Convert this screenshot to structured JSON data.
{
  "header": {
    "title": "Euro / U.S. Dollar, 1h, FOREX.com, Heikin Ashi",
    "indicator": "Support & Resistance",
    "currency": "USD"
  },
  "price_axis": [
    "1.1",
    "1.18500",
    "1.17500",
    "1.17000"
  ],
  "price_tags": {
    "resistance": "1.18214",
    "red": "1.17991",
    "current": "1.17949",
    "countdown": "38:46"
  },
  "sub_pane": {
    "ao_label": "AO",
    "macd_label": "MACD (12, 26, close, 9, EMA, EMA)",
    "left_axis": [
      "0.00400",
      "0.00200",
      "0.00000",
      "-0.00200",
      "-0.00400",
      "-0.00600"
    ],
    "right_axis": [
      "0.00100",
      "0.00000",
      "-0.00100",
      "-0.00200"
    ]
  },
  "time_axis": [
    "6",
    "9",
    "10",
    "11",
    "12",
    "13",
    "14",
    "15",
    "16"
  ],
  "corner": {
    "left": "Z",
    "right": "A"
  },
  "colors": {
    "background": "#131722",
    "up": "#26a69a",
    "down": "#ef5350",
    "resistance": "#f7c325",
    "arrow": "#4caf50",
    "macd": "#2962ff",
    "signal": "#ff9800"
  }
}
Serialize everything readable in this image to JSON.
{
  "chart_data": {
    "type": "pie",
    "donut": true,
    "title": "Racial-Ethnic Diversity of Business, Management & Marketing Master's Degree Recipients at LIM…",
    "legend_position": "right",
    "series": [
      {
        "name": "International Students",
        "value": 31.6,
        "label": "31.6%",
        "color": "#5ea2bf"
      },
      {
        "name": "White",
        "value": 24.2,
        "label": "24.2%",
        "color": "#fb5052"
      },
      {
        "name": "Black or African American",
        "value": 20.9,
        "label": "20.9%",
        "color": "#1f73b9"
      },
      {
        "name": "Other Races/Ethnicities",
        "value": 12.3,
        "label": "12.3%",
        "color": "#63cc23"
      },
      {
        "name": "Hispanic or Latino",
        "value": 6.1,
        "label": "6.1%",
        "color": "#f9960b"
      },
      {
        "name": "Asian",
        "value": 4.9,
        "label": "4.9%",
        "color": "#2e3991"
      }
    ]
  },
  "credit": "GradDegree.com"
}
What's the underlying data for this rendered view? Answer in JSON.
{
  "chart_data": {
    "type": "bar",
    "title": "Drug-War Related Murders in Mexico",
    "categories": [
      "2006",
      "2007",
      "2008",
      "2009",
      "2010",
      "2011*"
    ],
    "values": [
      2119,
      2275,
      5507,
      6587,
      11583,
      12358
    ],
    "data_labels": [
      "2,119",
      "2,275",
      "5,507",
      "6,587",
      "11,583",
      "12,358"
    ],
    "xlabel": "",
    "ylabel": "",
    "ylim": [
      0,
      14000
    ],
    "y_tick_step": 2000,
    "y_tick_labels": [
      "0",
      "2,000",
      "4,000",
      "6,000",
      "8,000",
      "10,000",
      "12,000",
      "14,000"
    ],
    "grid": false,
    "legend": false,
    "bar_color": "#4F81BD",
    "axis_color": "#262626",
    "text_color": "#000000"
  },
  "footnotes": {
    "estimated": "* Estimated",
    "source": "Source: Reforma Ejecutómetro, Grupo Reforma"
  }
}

### Aim
Output the records verbatim, from the first line to the last.

### Reply
Convert this screenshot to structured JSON data.
{
  "header": {
    "title": "Euro / U.S. Dollar, 1h, FOREX.com, Heikin Ashi",
    "indicator": "Support & Resistance",
    "currency": "USD"
  },
  "price_axis": [
    "1.1",
    "1.18500",
    "1.17500",
    "1.17000"
  ],
  "price_tags": {
    "resistance": "1.18214",
    "red": "1.17991",
    "current": "1.17949",
    "countdown": "38:46"
  },
  "sub_pane": {
    "ao_label": "AO",
    "macd_label": "MACD (12, 26, close, 9, EMA, EMA)",
    "left_axis": [
      "0.00400",
      "0.00200",
      "0.00000",
      "-0.00200",
      "-0.00400",
      "-0.00600"
    ],
    "right_axis": [
      "0.00100",
      "0.00000",
      "-0.00100",
      "-0.00200"
    ]
  },
  "time_axis": [
    "6",
    "9",
    "10",
    "11",
    "12",
    "13",
    "14",
    "15",
    "16"
  ],
  "corner": {
    "left": "Z",
    "right": "A"
  },
  "colors": {
    "background": "#131722",
    "up": "#26a69a",
    "down": "#ef5350",
    "resistance": "#f7c325",
    "arrow": "#4caf50",
    "macd": "#2962ff",
    "signal": "#ff9800"
  }
}
Serialize everything readable in this image to JSON.
{
  "chart_data": {
    "type": "pie",
    "donut": true,
    "title": "Racial-Ethnic Diversity of Business, Management & Marketing Master's Degree Recipients at LIM…",
    "legend_position": "right",
    "series": [
      {
        "name": "International Students",
        "value": 31.6,
        "label": "31.6%",
        "color": "#5ea2bf"
      },
      {
        "name": "White",
        "value": 24.2,
        "label": "24.2%",
        "color": "#fb5052"
      },
      {
        "name": "Black or African American",
        "value": 20.9,
        "label": "20.9%",
        "color": "#1f73b9"
      },
      {
        "name": "Other Races/Ethnicities",
        "value": 12.3,
        "label": "12.3%",
        "color": "#63cc23"
      },
      {
        "name": "Hispanic or Latino",
        "value": 6.1,
        "label": "6.1%",
        "color": "#f9960b"
      },
      {
        "name": "Asian",
        "value": 4.9,
        "label": "4.9%",
        "color": "#2e3991"
      }
    ]
  },
  "credit": "GradDegree.com"
}
What's the underlying data for this rendered view? Answer in JSON.
{
  "chart_data": {
    "type": "bar",
    "title": "Drug-War Related Murders in Mexico",
    "categories": [
      "2006",
      "2007",
      "2008",
      "2009",
      "2010",
      "2011*"
    ],
    "values": [
      2119,
      2275,
      5507,
      6587,
      11583,
      12358
    ],
    "data_labels": [
      "2,119",
      "2,275",
      "5,507",
      "6,587",
      "11,583",
      "12,358"
    ],
    "xlabel": "",
    "ylabel": "",
    "ylim": [
      0,
      14000
    ],
    "y_tick_step": 2000,
    "y_tick_labels": [
      "0",
      "2,000",
      "4,000",
      "6,000",
      "8,000",
      "10,000",
      "12,000",
      "14,000"
    ],
    "grid": false,
    "legend": false,
    "bar_color": "#4F81BD",
    "axis_color": "#262626",
    "text_color": "#000000"
  },
  "footnotes": {
    "estimated": "* Estimated",
    "source": "Source: Reforma Ejecutómetro, Grupo Reforma"
  }
}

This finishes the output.